**Exercise requirements**.
Your task is to copy the listing exactly. Drop any pictures from the copy.

**Dataset**.
•••••

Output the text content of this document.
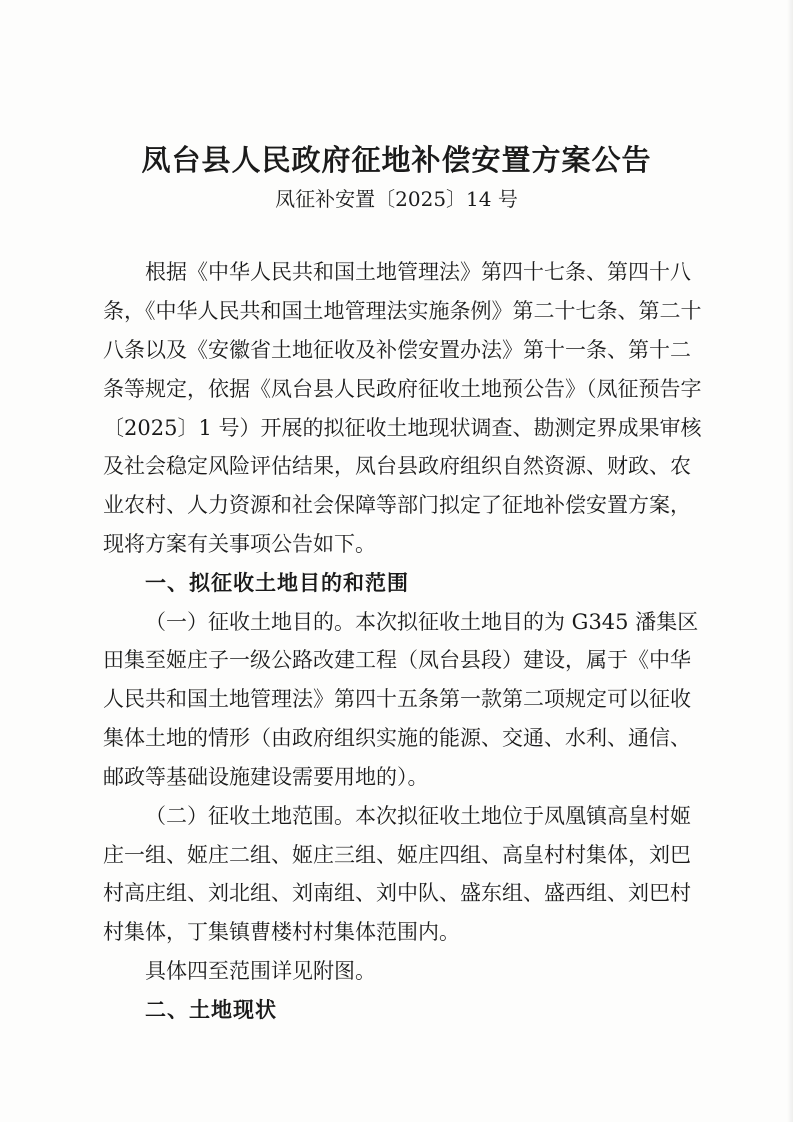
凤台县人民政府征地补偿安置方案公告
凤征补安置〔2025〕14 号
根据《中华人民共和国土地管理法》第四十七条、第四十八
条，《中华人民共和国土地管理法实施条例》第二十七条、第二十
八条以及《安徽省土地征收及补偿安置办法》第十一条、第十二
条等规定，依据《凤台县人民政府征收土地预公告》（凤征预告字
〔2025〕1 号）开展的拟征收土地现状调查、勘测定界成果审核
及社会稳定风险评估结果，凤台县政府组织自然资源、财政、农
业农村、人力资源和社会保障等部门拟定了征地补偿安置方案，
现将方案有关事项公告如下。
一、拟征收土地目的和范围
（一）征收土地目的。本次拟征收土地目的为 G345 潘集区
田集至姬庄子一级公路改建工程（凤台县段）建设，属于《中华
人民共和国土地管理法》第四十五条第一款第二项规定可以征收
集体土地的情形（由政府组织实施的能源、交通、水利、通信、
邮政等基础设施建设需要用地的）。
（二）征收土地范围。本次拟征收土地位于凤凰镇高皇村姬
庄一组、姬庄二组、姬庄三组、姬庄四组、高皇村村集体，刘巴
村高庄组、刘北组、刘南组、刘中队、盛东组、盛西组、刘巴村
村集体，丁集镇曹楼村村集体范围内。
具体四至范围详见附图。
二、土地现状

•••••

**Task output**.
Output the text content of this document.
凤台县人民政府征地补偿安置方案公告
凤征补安置〔2025〕14 号
根据《中华人民共和国土地管理法》第四十七条、第四十八
条，《中华人民共和国土地管理法实施条例》第二十七条、第二十
八条以及《安徽省土地征收及补偿安置办法》第十一条、第十二
条等规定，依据《凤台县人民政府征收土地预公告》（凤征预告字
〔2025〕1 号）开展的拟征收土地现状调查、勘测定界成果审核
及社会稳定风险评估结果，凤台县政府组织自然资源、财政、农
业农村、人力资源和社会保障等部门拟定了征地补偿安置方案，
现将方案有关事项公告如下。
一、拟征收土地目的和范围
（一）征收土地目的。本次拟征收土地目的为 G345 潘集区
田集至姬庄子一级公路改建工程（凤台县段）建设，属于《中华
人民共和国土地管理法》第四十五条第一款第二项规定可以征收
集体土地的情形（由政府组织实施的能源、交通、水利、通信、
邮政等基础设施建设需要用地的）。
（二）征收土地范围。本次拟征收土地位于凤凰镇高皇村姬
庄一组、姬庄二组、姬庄三组、姬庄四组、高皇村村集体，刘巴
村高庄组、刘北组、刘南组、刘中队、盛东组、盛西组、刘巴村
村集体，丁集镇曹楼村村集体范围内。
具体四至范围详见附图。
二、土地现状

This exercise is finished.